╭──

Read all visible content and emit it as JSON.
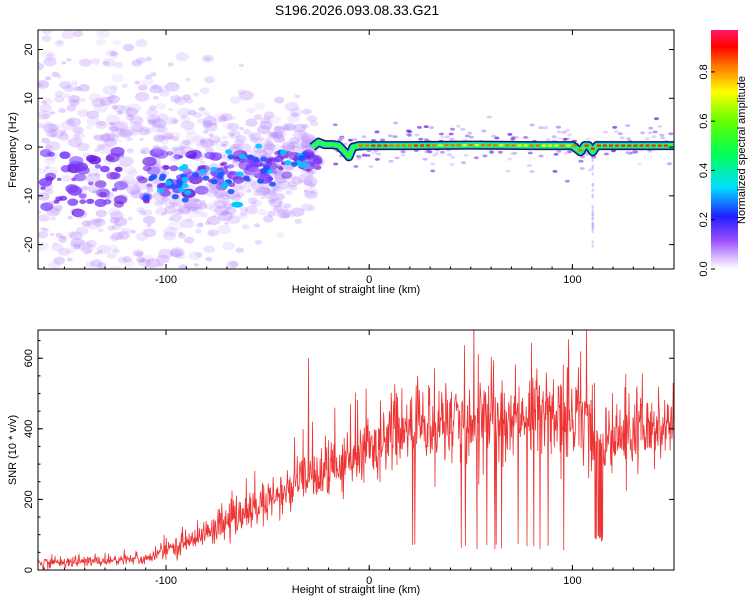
{
  "title": "S196.2026.093.08.33.G21",
  "chart_data": [
    {
      "type": "scatter",
      "panel": "spectrogram",
      "xlabel": "Height of straight line (km)",
      "ylabel": "Frequency (Hz)",
      "xlim": [
        -163,
        150
      ],
      "ylim": [
        -25,
        24
      ],
      "xticks": [
        -100,
        0,
        100
      ],
      "yticks": [
        -20,
        -10,
        0,
        10,
        20
      ],
      "xtick_labels": [
        "-100",
        "0",
        "100"
      ],
      "ytick_labels": [
        "-20",
        "-10",
        "0",
        "10",
        "20"
      ],
      "colorbar": {
        "label": "Normalized spectral amplitude",
        "range": [
          0,
          0.97
        ],
        "ticks": [
          0.0,
          0.2,
          0.4,
          0.6,
          0.8
        ],
        "tick_labels": [
          "0.0",
          "0.2",
          "0.4",
          "0.6",
          "0.8"
        ],
        "colormap": "rainbow-white-violet-blue-cyan-green-yellow-red-magenta"
      },
      "ridge": {
        "x": [
          -28,
          -25,
          -22,
          -18,
          -15,
          -12,
          -10,
          -8,
          -5,
          0,
          20,
          50,
          80,
          100,
          104,
          106,
          108,
          110,
          112,
          150
        ],
        "y": [
          0,
          1,
          0.5,
          0.5,
          0.3,
          -1,
          -2,
          0,
          0.3,
          0.3,
          0.3,
          0.4,
          0.3,
          0.3,
          -1,
          0.3,
          0.3,
          -1,
          0.3,
          0.3
        ]
      },
      "scatter_region": {
        "x_min": -163,
        "x_max": -25,
        "center_start": -8,
        "center_end": -3,
        "spread_start": 12,
        "spread_end": 3
      }
    },
    {
      "type": "line",
      "panel": "snr",
      "xlabel": "Height of straight line (km)",
      "ylabel": "SNR (10 * v/v)",
      "xlim": [
        -163,
        150
      ],
      "ylim": [
        0,
        680
      ],
      "xticks": [
        -100,
        0,
        100
      ],
      "yticks": [
        0,
        200,
        400,
        600
      ],
      "xtick_labels": [
        "-100",
        "0",
        "100"
      ],
      "ytick_labels": [
        "0",
        "200",
        "400",
        "600"
      ],
      "color": "#ee3333",
      "trend": {
        "x": [
          -163,
          -110,
          -90,
          -70,
          -50,
          -35,
          -25,
          -15,
          -5,
          0,
          10,
          20,
          30,
          60,
          90,
          100,
          105,
          112,
          120,
          150
        ],
        "y": [
          20,
          30,
          80,
          130,
          190,
          240,
          260,
          290,
          320,
          340,
          370,
          400,
          420,
          430,
          440,
          430,
          450,
          360,
          370,
          400
        ]
      },
      "spikes": [
        {
          "x": -30,
          "y": 600
        },
        {
          "x": -28,
          "y": 420
        },
        {
          "x": -17,
          "y": 460
        },
        {
          "x": -1,
          "y": 410
        },
        {
          "x": 104,
          "y": 620
        },
        {
          "x": 107,
          "y": 680
        },
        {
          "x": 111,
          "y": 530
        }
      ],
      "dropout_region": {
        "x_min": 15,
        "x_max": 100,
        "low_y": 55
      },
      "deep_dropout": {
        "x_min": 111,
        "x_max": 115,
        "low_y": 80
      }
    }
  ]
}
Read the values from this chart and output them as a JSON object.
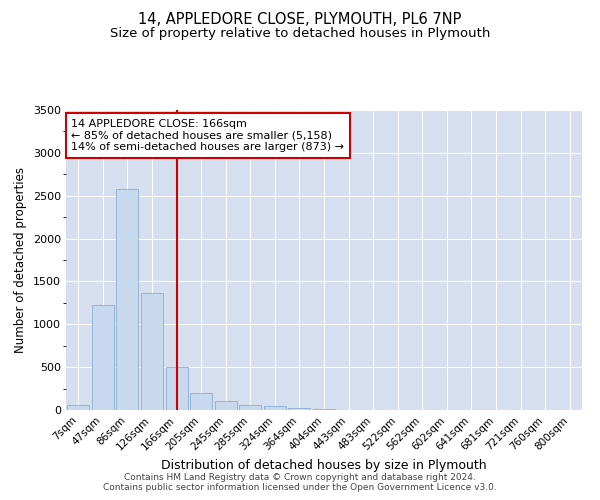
{
  "title1": "14, APPLEDORE CLOSE, PLYMOUTH, PL6 7NP",
  "title2": "Size of property relative to detached houses in Plymouth",
  "xlabel": "Distribution of detached houses by size in Plymouth",
  "ylabel": "Number of detached properties",
  "categories": [
    "7sqm",
    "47sqm",
    "86sqm",
    "126sqm",
    "166sqm",
    "205sqm",
    "245sqm",
    "285sqm",
    "324sqm",
    "364sqm",
    "404sqm",
    "443sqm",
    "483sqm",
    "522sqm",
    "562sqm",
    "602sqm",
    "641sqm",
    "681sqm",
    "721sqm",
    "760sqm",
    "800sqm"
  ],
  "values": [
    60,
    1220,
    2580,
    1360,
    500,
    200,
    110,
    55,
    50,
    20,
    8,
    3,
    1,
    1,
    0,
    0,
    0,
    0,
    0,
    0,
    0
  ],
  "bar_color": "#c8d9ee",
  "bar_edge_color": "#8aadd4",
  "highlight_index": 4,
  "highlight_color": "#cc0000",
  "vline_color": "#cc0000",
  "ylim": [
    0,
    3500
  ],
  "yticks": [
    0,
    500,
    1000,
    1500,
    2000,
    2500,
    3000,
    3500
  ],
  "annotation_title": "14 APPLEDORE CLOSE: 166sqm",
  "annotation_line1": "← 85% of detached houses are smaller (5,158)",
  "annotation_line2": "14% of semi-detached houses are larger (873) →",
  "annotation_box_color": "#cc0000",
  "footer1": "Contains HM Land Registry data © Crown copyright and database right 2024.",
  "footer2": "Contains public sector information licensed under the Open Government Licence v3.0.",
  "bg_color": "#ffffff",
  "grid_color": "#d5dff0",
  "title_fontsize": 10.5,
  "subtitle_fontsize": 9.5,
  "footer_fontsize": 6.5,
  "bar_width": 0.9
}
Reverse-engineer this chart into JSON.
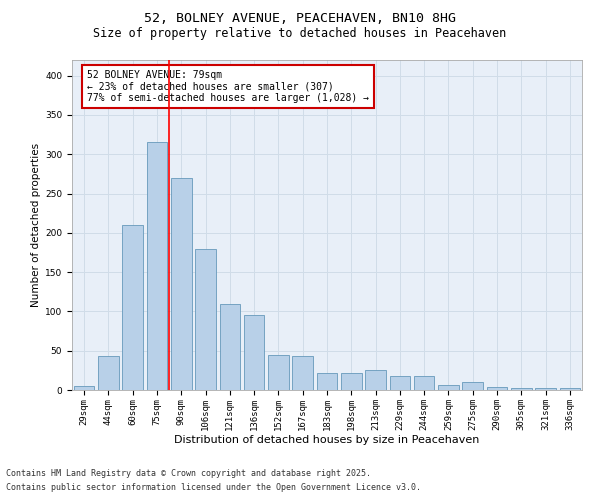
{
  "title1": "52, BOLNEY AVENUE, PEACEHAVEN, BN10 8HG",
  "title2": "Size of property relative to detached houses in Peacehaven",
  "xlabel": "Distribution of detached houses by size in Peacehaven",
  "ylabel": "Number of detached properties",
  "categories": [
    "29sqm",
    "44sqm",
    "60sqm",
    "75sqm",
    "90sqm",
    "106sqm",
    "121sqm",
    "136sqm",
    "152sqm",
    "167sqm",
    "183sqm",
    "198sqm",
    "213sqm",
    "229sqm",
    "244sqm",
    "259sqm",
    "275sqm",
    "290sqm",
    "305sqm",
    "321sqm",
    "336sqm"
  ],
  "values": [
    5,
    43,
    210,
    315,
    270,
    180,
    110,
    95,
    45,
    43,
    22,
    22,
    25,
    18,
    18,
    7,
    10,
    4,
    2,
    2,
    2
  ],
  "bar_color": "#b8d0e8",
  "bar_edge_color": "#6699bb",
  "annotation_text": "52 BOLNEY AVENUE: 79sqm\n← 23% of detached houses are smaller (307)\n77% of semi-detached houses are larger (1,028) →",
  "annotation_box_color": "#ffffff",
  "annotation_box_edge_color": "#cc0000",
  "footnote1": "Contains HM Land Registry data © Crown copyright and database right 2025.",
  "footnote2": "Contains public sector information licensed under the Open Government Licence v3.0.",
  "ylim": [
    0,
    420
  ],
  "yticks": [
    0,
    50,
    100,
    150,
    200,
    250,
    300,
    350,
    400
  ],
  "grid_color": "#d0dce8",
  "bg_color": "#e8eff8",
  "title1_fontsize": 9.5,
  "title2_fontsize": 8.5,
  "xlabel_fontsize": 8,
  "ylabel_fontsize": 7.5,
  "tick_fontsize": 6.5,
  "annot_fontsize": 7,
  "footnote_fontsize": 6
}
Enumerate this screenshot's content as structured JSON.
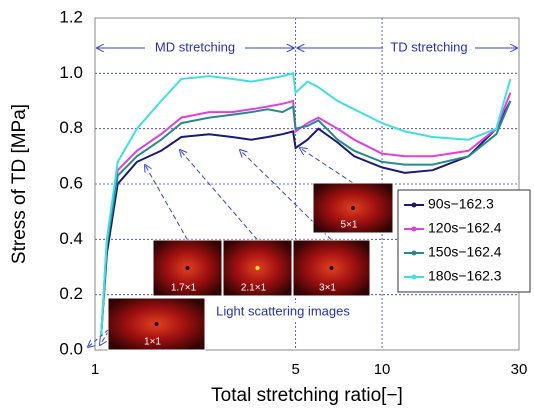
{
  "chart_data": {
    "type": "line",
    "x_label": "Total stretching ratio[−]",
    "y_label": "Stress of TD [MPa]",
    "x": [
      1.05,
      1.1,
      1.2,
      1.4,
      1.7,
      2,
      2.5,
      3,
      3.5,
      4,
      4.5,
      4.9,
      5,
      5.5,
      6,
      7,
      8,
      10,
      12,
      15,
      20,
      25,
      28
    ],
    "series": [
      {
        "name": "90s−162.3",
        "color": "#1a1a7a",
        "values": [
          0.05,
          0.35,
          0.6,
          0.68,
          0.72,
          0.77,
          0.78,
          0.77,
          0.76,
          0.77,
          0.78,
          0.79,
          0.73,
          0.76,
          0.8,
          0.75,
          0.7,
          0.66,
          0.64,
          0.65,
          0.7,
          0.8,
          0.9
        ]
      },
      {
        "name": "120s−162.4",
        "color": "#e040e0",
        "values": [
          0.05,
          0.4,
          0.65,
          0.72,
          0.78,
          0.84,
          0.86,
          0.86,
          0.87,
          0.88,
          0.89,
          0.9,
          0.79,
          0.82,
          0.84,
          0.8,
          0.76,
          0.71,
          0.7,
          0.7,
          0.72,
          0.8,
          0.93
        ]
      },
      {
        "name": "150s−162.4",
        "color": "#2a8a8a",
        "values": [
          0.05,
          0.38,
          0.63,
          0.7,
          0.76,
          0.82,
          0.84,
          0.85,
          0.86,
          0.87,
          0.86,
          0.88,
          0.8,
          0.81,
          0.83,
          0.76,
          0.72,
          0.68,
          0.67,
          0.67,
          0.7,
          0.78,
          0.9
        ]
      },
      {
        "name": "180s−162.3",
        "color": "#40e0e0",
        "values": [
          0.05,
          0.4,
          0.68,
          0.8,
          0.9,
          0.98,
          0.99,
          0.98,
          0.97,
          0.98,
          0.99,
          1.0,
          0.93,
          0.97,
          0.95,
          0.9,
          0.87,
          0.82,
          0.79,
          0.77,
          0.76,
          0.8,
          0.98
        ]
      }
    ],
    "xlim": [
      1,
      30
    ],
    "xticks": [
      1,
      5,
      10,
      30
    ],
    "log_x": true,
    "ylim": [
      0,
      1.2
    ],
    "yticks": [
      {
        "value": 0,
        "label": "0.0"
      },
      0.2,
      0.4,
      0.6,
      0.8,
      {
        "value": 1,
        "label": "1.0"
      },
      1.2
    ],
    "grid": true,
    "legend": "center right",
    "annotations": [
      "MD stretching",
      "TD stretching",
      "Light scattering images"
    ],
    "inset_labels": [
      "1×1",
      "1.7×1",
      "2.1×1",
      "3×1",
      "5×1"
    ]
  }
}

╰──

Search the listing for the word "Distribution" and return each line that holds it.

  "xlabel": "Distribution of detached houses by size in Plymouth",
  "xlabel": "Distribution of detached houses by size in Peacehaven",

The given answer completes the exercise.